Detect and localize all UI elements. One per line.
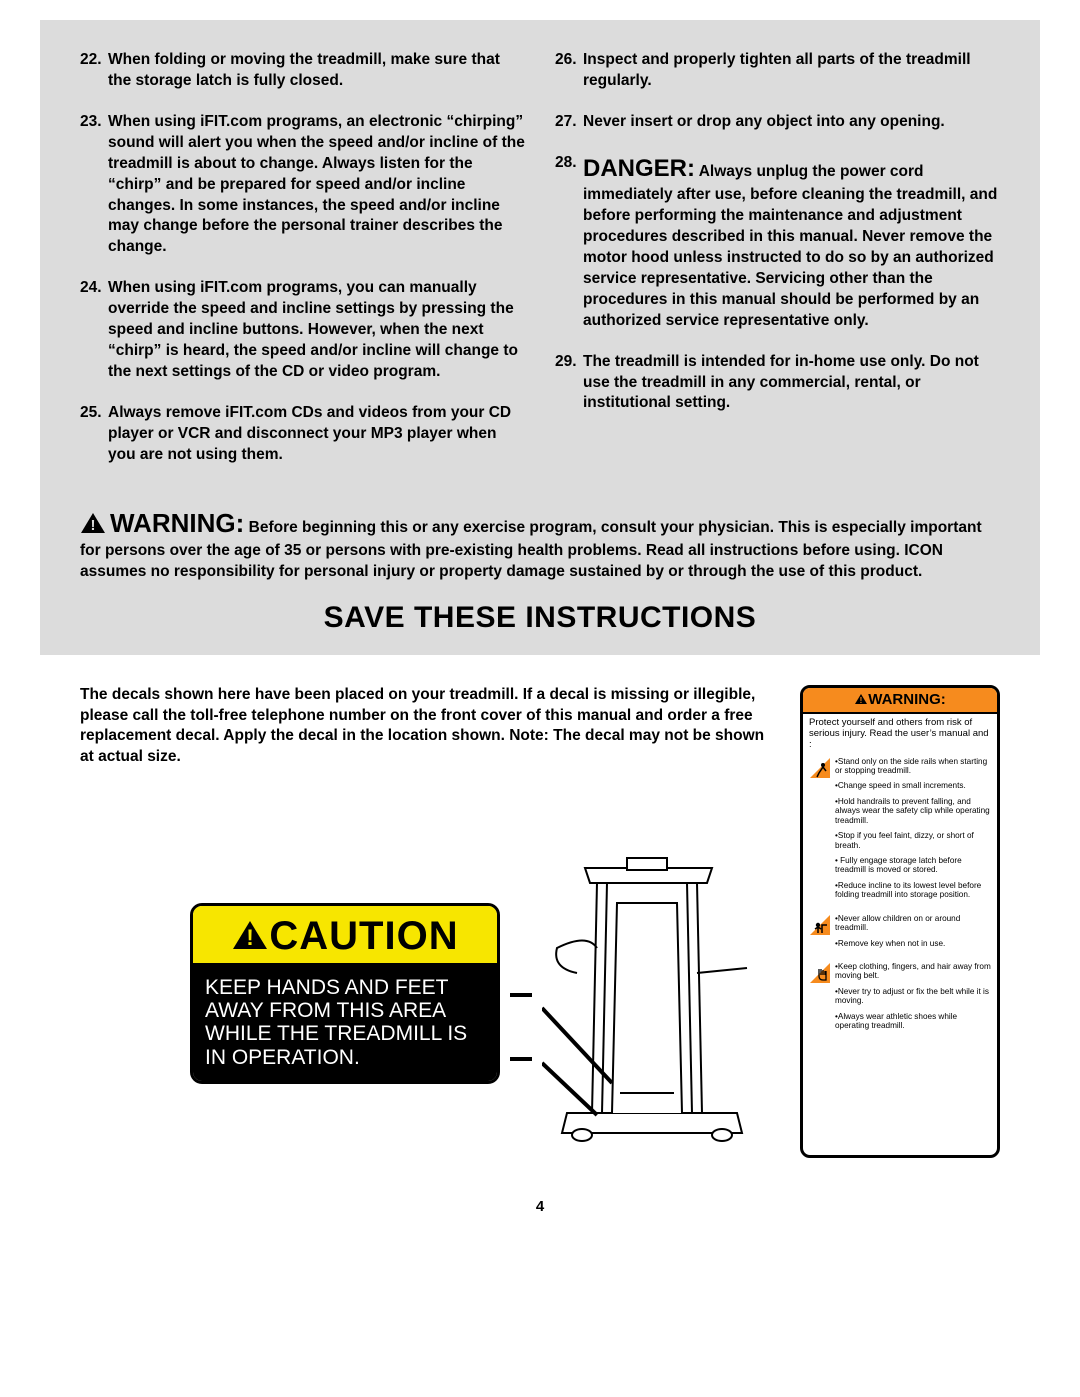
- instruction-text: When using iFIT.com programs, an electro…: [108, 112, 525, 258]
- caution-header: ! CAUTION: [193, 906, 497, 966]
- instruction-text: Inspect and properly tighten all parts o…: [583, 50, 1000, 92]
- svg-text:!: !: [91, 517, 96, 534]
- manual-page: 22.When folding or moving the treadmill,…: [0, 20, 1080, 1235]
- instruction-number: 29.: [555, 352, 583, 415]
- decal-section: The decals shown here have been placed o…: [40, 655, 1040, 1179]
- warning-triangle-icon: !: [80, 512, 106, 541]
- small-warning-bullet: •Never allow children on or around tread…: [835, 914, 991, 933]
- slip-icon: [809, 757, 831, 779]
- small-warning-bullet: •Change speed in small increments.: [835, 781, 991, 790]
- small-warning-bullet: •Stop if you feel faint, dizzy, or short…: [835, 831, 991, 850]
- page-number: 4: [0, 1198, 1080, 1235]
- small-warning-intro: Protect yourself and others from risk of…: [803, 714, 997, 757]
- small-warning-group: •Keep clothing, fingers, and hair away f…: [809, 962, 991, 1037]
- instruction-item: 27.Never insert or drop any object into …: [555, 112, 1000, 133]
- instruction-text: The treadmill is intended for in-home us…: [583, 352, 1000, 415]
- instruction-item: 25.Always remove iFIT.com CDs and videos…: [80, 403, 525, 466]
::::::
**Short problem:** Rewrite the data from the line with "- instruction-text: When" to the line with "- warning-triangle-icon: !: [80, 512, 106, 541]", changing "instruction-text" to "body-text" and leaving everything else as it is.

**Result:**
- body-text: When using iFIT.com programs, an electro…: [108, 112, 525, 258]
- caution-header: ! CAUTION: [193, 906, 497, 966]
- body-text: Inspect and properly tighten all parts o…: [583, 50, 1000, 92]
- svg-text:!: !: [91, 517, 96, 534]
- manual-page: 22.When folding or moving the treadmill,…: [0, 20, 1080, 1235]
- instruction-number: 29.: [555, 352, 583, 415]
- decal-section: The decals shown here have been placed o…: [40, 655, 1040, 1179]
- warning-triangle-icon: !: [80, 512, 106, 541]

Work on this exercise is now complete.